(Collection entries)
* * *
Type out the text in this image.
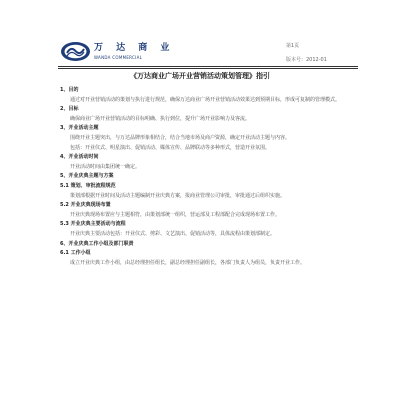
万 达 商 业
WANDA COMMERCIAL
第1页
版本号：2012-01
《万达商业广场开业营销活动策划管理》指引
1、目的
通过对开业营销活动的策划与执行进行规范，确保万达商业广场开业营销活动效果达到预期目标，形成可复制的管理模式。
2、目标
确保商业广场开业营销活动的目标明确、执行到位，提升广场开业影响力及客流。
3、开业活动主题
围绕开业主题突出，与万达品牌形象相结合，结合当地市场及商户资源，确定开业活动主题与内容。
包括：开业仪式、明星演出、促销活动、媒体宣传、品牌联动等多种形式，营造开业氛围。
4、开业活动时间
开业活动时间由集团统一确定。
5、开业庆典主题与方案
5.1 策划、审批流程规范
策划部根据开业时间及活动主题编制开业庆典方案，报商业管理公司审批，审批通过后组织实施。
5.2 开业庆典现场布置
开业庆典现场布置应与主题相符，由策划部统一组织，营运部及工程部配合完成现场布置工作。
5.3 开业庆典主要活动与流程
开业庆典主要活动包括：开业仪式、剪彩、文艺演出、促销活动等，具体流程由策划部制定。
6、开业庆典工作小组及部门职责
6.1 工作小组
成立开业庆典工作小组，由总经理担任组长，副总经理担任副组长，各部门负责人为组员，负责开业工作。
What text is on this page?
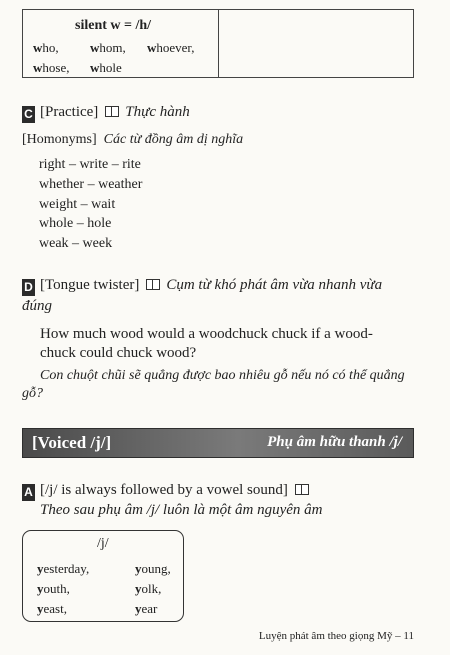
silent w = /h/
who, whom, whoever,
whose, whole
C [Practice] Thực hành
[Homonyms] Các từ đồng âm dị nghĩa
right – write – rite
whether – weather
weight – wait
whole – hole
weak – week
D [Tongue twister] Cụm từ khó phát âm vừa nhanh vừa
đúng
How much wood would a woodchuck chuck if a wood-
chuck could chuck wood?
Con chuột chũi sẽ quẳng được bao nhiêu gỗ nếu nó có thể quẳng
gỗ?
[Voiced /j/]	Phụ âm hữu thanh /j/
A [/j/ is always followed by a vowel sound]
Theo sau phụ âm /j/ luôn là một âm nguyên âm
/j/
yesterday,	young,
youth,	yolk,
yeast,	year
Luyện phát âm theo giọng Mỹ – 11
* * *
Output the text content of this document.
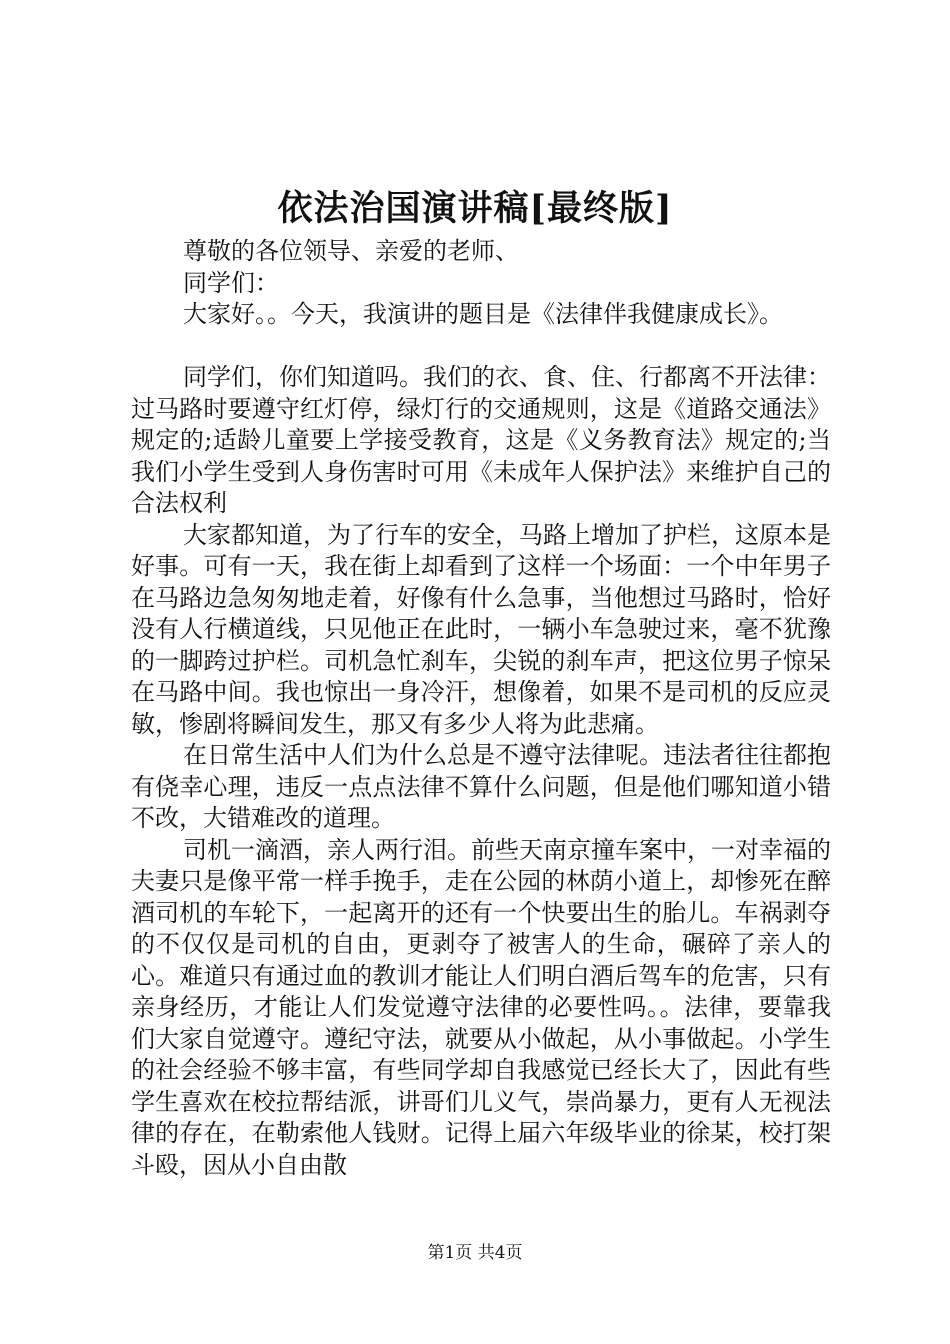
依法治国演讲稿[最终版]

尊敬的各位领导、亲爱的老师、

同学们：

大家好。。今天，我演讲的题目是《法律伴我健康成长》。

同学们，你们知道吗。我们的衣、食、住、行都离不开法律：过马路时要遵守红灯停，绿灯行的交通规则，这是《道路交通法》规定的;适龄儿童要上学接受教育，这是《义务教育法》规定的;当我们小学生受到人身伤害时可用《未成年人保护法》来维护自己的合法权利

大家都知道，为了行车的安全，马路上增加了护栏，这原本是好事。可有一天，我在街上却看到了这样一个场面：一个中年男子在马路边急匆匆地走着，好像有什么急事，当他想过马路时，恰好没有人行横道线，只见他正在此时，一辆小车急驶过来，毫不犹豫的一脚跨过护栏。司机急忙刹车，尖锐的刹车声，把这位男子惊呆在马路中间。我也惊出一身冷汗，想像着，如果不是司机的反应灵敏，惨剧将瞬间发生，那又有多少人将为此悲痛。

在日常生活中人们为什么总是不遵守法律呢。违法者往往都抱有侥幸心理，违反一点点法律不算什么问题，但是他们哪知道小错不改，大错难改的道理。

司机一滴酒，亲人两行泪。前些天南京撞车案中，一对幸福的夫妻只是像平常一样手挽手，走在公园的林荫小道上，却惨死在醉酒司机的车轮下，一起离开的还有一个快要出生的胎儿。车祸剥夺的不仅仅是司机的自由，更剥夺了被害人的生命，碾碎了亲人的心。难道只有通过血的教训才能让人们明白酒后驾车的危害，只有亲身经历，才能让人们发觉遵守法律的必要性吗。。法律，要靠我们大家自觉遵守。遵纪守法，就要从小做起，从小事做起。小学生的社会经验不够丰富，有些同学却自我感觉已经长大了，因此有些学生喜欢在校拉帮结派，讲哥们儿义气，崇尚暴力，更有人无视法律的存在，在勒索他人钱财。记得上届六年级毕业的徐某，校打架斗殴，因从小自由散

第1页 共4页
* * *
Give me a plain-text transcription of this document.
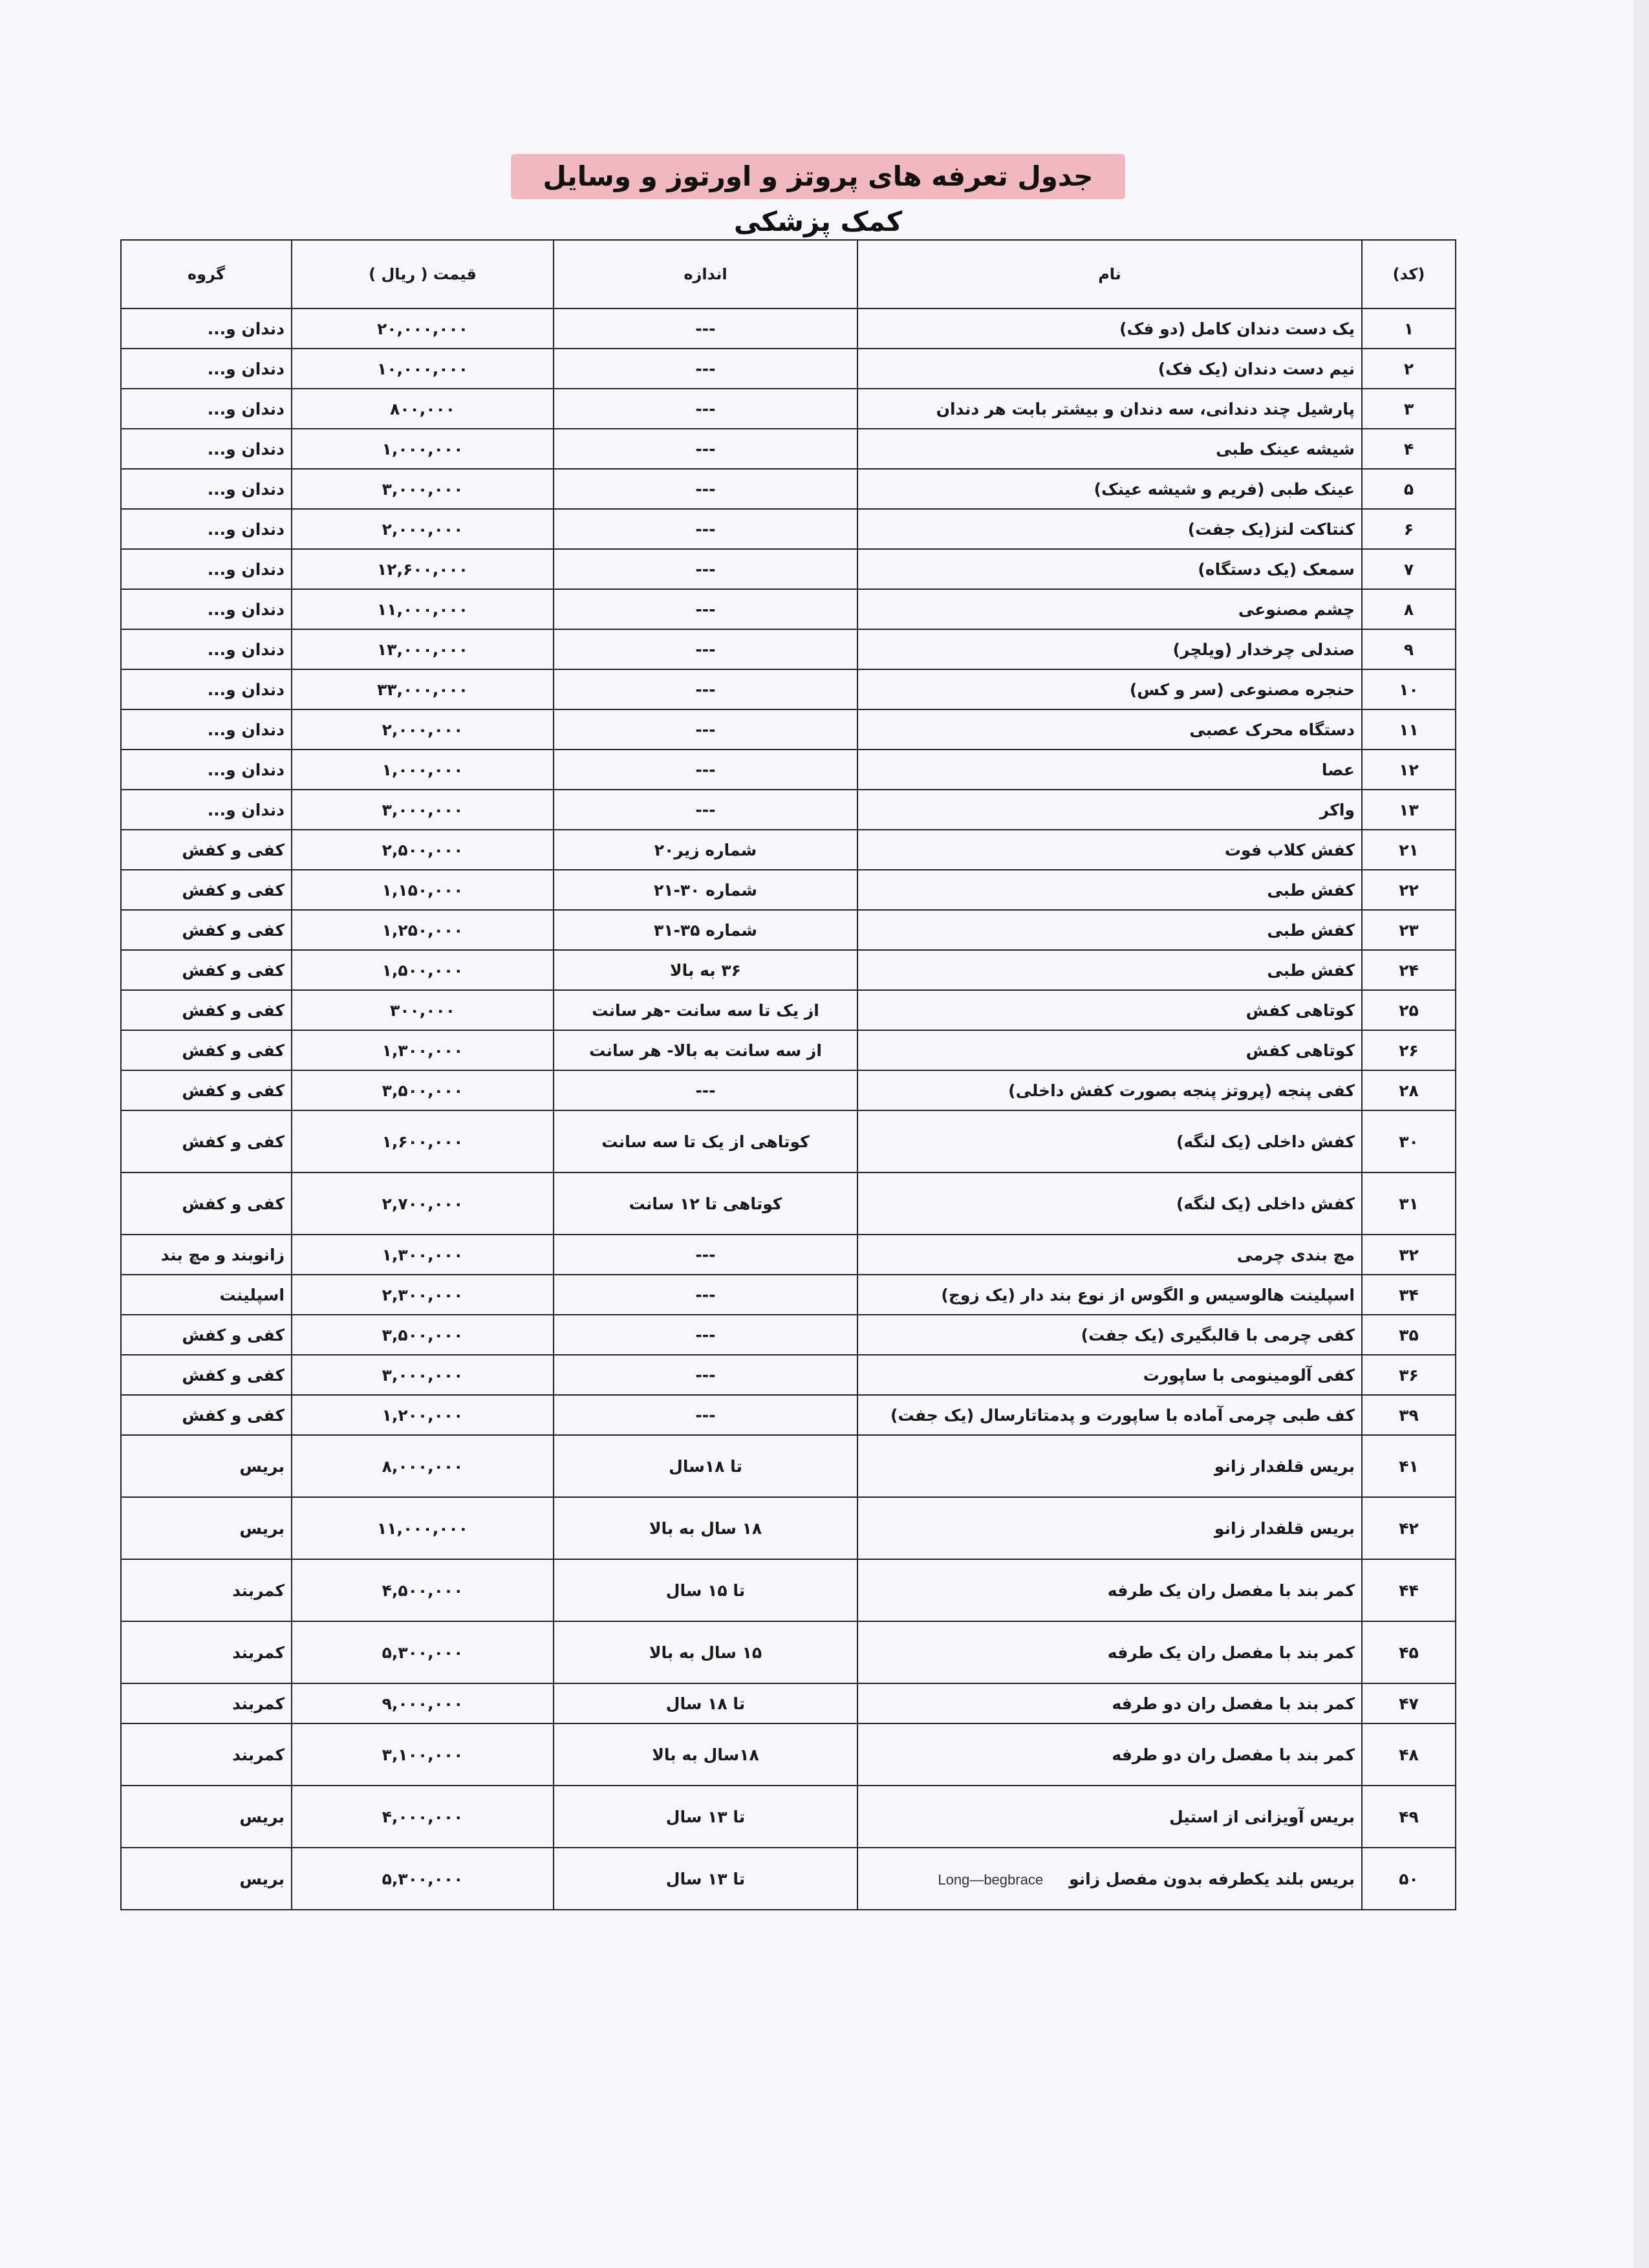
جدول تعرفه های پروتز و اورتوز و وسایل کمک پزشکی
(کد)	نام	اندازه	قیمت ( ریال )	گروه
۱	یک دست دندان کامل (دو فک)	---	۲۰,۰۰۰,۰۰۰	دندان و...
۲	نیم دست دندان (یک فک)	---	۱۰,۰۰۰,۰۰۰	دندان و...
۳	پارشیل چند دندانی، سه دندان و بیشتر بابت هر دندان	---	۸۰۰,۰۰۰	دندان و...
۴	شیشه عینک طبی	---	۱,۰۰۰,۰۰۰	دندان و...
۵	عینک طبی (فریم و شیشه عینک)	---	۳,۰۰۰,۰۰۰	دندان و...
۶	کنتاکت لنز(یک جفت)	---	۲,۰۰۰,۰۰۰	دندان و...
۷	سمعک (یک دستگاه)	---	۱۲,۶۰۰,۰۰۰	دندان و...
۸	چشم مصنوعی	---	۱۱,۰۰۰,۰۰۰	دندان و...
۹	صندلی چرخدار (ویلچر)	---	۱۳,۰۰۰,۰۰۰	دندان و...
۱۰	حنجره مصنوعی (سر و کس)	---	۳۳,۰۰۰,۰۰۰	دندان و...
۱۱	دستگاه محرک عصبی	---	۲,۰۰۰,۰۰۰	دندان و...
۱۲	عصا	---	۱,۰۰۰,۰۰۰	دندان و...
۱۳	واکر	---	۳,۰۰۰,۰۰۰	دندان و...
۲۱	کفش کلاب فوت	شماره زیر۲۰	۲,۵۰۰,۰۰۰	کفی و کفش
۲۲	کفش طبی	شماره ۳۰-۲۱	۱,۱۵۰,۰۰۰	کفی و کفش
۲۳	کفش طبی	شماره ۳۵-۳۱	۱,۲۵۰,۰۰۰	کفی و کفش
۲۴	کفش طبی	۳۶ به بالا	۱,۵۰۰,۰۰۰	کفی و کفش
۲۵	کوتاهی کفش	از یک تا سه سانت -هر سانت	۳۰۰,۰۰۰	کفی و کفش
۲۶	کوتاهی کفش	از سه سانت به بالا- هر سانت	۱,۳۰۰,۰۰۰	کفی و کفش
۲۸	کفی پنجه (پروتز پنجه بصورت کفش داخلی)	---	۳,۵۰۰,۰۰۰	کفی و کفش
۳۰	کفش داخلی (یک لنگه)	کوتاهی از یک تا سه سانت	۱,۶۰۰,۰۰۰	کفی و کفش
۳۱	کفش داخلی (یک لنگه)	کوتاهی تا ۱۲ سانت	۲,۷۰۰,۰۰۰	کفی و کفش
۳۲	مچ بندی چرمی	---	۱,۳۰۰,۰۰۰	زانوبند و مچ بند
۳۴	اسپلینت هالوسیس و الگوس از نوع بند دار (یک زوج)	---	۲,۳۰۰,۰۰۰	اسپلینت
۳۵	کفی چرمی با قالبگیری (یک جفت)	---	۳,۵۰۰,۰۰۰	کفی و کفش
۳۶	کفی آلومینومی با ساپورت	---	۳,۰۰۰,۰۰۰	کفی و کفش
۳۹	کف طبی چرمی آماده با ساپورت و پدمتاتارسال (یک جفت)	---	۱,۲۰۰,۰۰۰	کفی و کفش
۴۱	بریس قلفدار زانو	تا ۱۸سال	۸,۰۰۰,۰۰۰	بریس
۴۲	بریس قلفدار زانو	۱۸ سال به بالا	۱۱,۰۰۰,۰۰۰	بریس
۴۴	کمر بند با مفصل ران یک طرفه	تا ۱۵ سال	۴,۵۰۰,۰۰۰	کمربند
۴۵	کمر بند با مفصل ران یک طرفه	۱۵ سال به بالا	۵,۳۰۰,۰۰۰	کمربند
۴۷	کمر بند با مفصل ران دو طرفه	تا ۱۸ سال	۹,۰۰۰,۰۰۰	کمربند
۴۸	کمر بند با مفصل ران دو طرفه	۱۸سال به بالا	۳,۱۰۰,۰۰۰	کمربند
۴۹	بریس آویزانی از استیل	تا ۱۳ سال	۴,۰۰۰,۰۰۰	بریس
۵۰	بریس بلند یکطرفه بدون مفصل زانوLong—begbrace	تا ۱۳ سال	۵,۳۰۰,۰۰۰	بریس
* * *
* [Your task]: Search the records for the word "بالا", then list every line that has it.

* [Task answer]:
۲۴	کفش طبی	۳۶ به بالا	۱,۵۰۰,۰۰۰	کفی و کفش
۲۶	کوتاهی کفش	از سه سانت به بالا- هر سانت	۱,۳۰۰,۰۰۰	کفی و کفش
۴۲	بریس قلفدار زانو	۱۸ سال به بالا	۱۱,۰۰۰,۰۰۰	بریس
۴۵	کمر بند با مفصل ران یک طرفه	۱۵ سال به بالا	۵,۳۰۰,۰۰۰	کمربند
۴۸	کمر بند با مفصل ران دو طرفه	۱۸سال به بالا	۳,۱۰۰,۰۰۰	کمربند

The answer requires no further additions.